**Direction**
From the listing below, extract each line containing the string "this".

**Supplied material**
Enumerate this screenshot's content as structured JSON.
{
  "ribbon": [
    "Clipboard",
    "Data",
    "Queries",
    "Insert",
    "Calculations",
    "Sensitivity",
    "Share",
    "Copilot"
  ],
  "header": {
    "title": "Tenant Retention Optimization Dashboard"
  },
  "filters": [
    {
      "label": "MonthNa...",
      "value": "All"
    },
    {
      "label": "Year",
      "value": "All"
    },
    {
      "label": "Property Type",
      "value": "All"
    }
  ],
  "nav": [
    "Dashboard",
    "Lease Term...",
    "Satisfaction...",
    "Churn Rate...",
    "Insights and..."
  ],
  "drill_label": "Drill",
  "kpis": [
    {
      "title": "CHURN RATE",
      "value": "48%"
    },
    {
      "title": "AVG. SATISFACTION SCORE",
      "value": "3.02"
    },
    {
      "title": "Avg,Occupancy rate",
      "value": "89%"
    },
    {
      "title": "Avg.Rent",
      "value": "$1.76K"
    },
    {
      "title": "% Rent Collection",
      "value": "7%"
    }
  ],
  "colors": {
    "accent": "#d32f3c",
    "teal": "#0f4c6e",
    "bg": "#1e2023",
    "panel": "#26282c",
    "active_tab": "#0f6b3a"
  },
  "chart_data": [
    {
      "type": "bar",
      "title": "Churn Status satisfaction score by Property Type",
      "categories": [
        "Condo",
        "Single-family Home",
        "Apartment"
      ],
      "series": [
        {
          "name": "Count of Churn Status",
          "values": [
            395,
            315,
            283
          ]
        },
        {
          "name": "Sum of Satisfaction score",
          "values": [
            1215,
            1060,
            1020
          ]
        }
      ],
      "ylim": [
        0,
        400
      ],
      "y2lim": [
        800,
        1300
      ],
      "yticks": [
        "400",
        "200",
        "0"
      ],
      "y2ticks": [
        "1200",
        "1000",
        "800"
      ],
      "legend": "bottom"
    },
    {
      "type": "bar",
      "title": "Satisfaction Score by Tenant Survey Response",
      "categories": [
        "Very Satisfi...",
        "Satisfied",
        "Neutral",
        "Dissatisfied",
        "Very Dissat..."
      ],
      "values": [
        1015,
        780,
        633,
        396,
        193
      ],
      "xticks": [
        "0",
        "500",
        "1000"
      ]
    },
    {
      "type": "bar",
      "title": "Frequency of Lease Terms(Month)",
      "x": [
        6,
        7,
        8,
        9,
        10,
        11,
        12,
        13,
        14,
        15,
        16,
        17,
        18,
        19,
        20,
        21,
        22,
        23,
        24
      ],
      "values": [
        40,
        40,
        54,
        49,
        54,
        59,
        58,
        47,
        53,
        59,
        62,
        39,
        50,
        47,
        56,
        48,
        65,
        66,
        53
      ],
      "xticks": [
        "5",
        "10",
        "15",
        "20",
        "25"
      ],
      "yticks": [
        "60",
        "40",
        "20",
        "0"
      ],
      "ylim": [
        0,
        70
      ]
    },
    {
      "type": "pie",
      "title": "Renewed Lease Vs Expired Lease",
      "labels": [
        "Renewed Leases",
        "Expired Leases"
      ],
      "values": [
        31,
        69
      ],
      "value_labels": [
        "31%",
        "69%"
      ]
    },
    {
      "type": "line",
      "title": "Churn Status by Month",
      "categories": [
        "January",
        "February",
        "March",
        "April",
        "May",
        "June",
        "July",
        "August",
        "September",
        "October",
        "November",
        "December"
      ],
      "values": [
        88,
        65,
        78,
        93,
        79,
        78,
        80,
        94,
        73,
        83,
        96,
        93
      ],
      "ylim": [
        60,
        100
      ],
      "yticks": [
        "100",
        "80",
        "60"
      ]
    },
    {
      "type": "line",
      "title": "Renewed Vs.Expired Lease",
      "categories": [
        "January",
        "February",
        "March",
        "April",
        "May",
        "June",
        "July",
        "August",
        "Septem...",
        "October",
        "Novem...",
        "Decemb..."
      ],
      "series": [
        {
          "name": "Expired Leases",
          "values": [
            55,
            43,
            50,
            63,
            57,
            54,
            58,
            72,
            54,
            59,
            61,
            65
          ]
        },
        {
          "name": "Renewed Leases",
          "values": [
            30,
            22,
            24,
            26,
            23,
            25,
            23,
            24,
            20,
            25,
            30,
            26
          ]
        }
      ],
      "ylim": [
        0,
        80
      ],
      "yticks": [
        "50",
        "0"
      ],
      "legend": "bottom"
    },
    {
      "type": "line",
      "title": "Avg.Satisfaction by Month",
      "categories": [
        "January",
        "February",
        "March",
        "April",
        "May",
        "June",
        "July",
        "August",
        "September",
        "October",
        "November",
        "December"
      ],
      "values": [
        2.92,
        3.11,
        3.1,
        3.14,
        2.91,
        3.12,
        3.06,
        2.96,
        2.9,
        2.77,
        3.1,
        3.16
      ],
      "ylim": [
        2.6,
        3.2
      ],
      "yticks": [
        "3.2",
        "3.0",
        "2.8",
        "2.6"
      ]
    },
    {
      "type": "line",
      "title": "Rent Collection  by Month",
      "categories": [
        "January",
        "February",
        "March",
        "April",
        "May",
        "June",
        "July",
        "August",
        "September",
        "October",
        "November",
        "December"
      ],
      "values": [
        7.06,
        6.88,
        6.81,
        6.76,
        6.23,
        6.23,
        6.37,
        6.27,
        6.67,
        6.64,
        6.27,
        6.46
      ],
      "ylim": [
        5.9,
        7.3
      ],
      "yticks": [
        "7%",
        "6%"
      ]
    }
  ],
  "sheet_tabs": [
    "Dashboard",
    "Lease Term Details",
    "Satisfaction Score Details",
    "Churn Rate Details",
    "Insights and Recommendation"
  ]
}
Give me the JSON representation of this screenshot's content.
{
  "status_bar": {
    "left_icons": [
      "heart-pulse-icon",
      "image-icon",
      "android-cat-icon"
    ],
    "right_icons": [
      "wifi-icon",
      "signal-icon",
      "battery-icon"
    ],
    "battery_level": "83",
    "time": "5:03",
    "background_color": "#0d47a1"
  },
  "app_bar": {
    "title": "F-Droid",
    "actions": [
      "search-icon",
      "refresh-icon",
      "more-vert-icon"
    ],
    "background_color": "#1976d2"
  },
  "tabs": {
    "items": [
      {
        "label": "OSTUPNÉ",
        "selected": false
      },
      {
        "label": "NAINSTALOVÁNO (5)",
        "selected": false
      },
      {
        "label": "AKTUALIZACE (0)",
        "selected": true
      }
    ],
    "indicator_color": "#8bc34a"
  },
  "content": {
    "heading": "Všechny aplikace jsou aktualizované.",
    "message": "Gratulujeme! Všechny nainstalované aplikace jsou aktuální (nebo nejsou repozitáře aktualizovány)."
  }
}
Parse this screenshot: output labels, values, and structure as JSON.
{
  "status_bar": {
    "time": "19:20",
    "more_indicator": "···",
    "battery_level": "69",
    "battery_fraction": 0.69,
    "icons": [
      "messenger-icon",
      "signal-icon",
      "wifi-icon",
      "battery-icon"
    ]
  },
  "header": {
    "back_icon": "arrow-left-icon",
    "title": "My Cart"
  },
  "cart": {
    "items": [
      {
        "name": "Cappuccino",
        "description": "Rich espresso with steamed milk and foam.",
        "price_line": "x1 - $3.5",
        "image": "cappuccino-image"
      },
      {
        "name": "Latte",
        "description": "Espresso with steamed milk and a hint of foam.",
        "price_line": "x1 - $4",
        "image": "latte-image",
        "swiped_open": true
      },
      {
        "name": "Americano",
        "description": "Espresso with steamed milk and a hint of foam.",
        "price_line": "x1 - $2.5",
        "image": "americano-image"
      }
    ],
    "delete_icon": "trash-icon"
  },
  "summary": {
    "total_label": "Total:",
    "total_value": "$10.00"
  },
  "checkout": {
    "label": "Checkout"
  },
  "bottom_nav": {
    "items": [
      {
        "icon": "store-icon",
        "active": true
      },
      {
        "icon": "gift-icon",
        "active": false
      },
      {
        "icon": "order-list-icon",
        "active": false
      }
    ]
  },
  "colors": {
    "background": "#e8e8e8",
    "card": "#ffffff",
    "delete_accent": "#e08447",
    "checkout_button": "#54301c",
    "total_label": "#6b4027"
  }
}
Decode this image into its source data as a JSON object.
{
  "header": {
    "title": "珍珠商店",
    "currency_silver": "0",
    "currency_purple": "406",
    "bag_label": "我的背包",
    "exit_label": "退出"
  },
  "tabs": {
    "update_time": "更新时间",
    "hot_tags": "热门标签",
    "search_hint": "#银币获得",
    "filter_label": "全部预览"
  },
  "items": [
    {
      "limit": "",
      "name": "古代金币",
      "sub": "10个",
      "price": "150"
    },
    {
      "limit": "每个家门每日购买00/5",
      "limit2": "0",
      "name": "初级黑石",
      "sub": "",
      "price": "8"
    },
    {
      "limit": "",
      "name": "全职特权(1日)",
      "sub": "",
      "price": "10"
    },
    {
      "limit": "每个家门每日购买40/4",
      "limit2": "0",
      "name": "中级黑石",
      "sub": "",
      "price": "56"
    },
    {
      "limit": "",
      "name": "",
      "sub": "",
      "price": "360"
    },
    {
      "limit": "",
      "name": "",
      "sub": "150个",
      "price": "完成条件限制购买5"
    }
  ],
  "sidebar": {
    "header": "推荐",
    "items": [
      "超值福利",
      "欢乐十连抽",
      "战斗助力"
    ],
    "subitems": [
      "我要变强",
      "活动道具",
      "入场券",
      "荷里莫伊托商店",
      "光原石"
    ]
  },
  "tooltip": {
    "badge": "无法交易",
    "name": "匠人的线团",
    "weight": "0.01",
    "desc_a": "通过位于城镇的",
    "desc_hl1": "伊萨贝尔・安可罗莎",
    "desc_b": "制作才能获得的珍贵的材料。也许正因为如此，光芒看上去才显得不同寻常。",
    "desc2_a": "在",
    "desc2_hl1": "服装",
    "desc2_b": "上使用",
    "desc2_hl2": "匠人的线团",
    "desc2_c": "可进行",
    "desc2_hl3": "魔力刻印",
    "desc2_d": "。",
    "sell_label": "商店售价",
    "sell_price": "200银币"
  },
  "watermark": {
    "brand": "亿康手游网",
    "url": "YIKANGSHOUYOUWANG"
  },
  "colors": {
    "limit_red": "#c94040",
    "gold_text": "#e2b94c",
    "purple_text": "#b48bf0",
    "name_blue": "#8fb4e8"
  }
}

**Correct result**
Enumerate this screenshot's content as structured JSON.
Give me the JSON representation of this screenshot's content.
Parse this screenshot: output labels, values, and structure as JSON.
Decode this image into its source data as a JSON object.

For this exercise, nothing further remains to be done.